◆ Set task
Turn the data, from its first line through the line that contains "354, 504, 394)", into a numbered list. Include both of those lines, and leave out any blank lines.
BEGIN Extracted entries
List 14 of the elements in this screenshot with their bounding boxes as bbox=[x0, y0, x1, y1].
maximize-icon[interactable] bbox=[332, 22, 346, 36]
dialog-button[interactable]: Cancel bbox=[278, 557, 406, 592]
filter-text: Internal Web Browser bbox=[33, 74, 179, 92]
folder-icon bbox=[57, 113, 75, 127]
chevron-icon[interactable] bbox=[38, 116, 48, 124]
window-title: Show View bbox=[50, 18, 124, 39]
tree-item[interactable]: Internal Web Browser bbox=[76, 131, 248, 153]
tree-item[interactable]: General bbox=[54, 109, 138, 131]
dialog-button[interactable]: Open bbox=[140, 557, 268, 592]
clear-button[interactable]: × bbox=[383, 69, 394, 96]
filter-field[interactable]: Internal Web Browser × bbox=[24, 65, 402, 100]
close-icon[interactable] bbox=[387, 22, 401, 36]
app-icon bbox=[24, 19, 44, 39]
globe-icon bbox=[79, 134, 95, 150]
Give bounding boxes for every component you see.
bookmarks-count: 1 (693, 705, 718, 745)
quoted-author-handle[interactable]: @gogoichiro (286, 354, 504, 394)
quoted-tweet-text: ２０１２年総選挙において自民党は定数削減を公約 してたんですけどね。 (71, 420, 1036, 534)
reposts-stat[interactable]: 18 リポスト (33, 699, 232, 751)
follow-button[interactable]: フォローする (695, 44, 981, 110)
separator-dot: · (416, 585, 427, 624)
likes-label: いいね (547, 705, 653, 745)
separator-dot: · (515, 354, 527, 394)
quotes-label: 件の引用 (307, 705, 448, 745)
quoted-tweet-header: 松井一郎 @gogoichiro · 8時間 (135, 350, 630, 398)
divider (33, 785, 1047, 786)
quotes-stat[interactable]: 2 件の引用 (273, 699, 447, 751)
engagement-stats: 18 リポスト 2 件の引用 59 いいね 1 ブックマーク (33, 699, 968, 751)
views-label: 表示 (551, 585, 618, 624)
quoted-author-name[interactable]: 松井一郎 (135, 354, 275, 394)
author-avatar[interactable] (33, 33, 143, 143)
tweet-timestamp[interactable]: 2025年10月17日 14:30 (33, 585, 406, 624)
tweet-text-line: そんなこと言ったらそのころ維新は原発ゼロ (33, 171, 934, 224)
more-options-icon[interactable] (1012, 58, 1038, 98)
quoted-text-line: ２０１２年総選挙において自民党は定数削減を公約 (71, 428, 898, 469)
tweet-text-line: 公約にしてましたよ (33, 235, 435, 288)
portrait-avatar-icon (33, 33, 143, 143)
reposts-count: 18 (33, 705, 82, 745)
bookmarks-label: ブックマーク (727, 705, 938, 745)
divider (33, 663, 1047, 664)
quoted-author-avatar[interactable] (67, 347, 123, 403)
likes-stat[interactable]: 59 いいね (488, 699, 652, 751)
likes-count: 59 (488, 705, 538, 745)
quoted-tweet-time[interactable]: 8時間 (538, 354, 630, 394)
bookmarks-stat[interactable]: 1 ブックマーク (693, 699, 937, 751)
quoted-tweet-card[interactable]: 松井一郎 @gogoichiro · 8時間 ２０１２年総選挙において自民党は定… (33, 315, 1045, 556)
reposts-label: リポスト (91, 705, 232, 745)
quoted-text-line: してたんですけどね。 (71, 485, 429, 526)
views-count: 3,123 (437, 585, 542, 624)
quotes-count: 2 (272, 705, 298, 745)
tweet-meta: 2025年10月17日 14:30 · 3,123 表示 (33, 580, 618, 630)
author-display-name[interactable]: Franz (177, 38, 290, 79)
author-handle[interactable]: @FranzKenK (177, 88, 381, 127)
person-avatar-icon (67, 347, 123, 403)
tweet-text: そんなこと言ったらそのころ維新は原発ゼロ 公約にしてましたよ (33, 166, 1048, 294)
END Extracted entries
◆ Full answer
1. List 14 of the elements in this screenshot with their bounding boxes as bbox=[x0, y0, x1, y1].
2. maximize-icon[interactable] bbox=[332, 22, 346, 36]
3. dialog-button[interactable]: Cancel bbox=[278, 557, 406, 592]
4. filter-text: Internal Web Browser bbox=[33, 74, 179, 92]
5. folder-icon bbox=[57, 113, 75, 127]
6. chevron-icon[interactable] bbox=[38, 116, 48, 124]
7. window-title: Show View bbox=[50, 18, 124, 39]
8. tree-item[interactable]: Internal Web Browser bbox=[76, 131, 248, 153]
9. tree-item[interactable]: General bbox=[54, 109, 138, 131]
10. dialog-button[interactable]: Open bbox=[140, 557, 268, 592]
11. clear-button[interactable]: × bbox=[383, 69, 394, 96]
12. filter-field[interactable]: Internal Web Browser × bbox=[24, 65, 402, 100]
13. close-icon[interactable] bbox=[387, 22, 401, 36]
14. app-icon bbox=[24, 19, 44, 39]
15. globe-icon bbox=[79, 134, 95, 150]
16. Give bounding boxes for every component you see.
17. bookmarks-count: 1 (693, 705, 718, 745)
18. quoted-author-handle[interactable]: @gogoichiro (286, 354, 504, 394)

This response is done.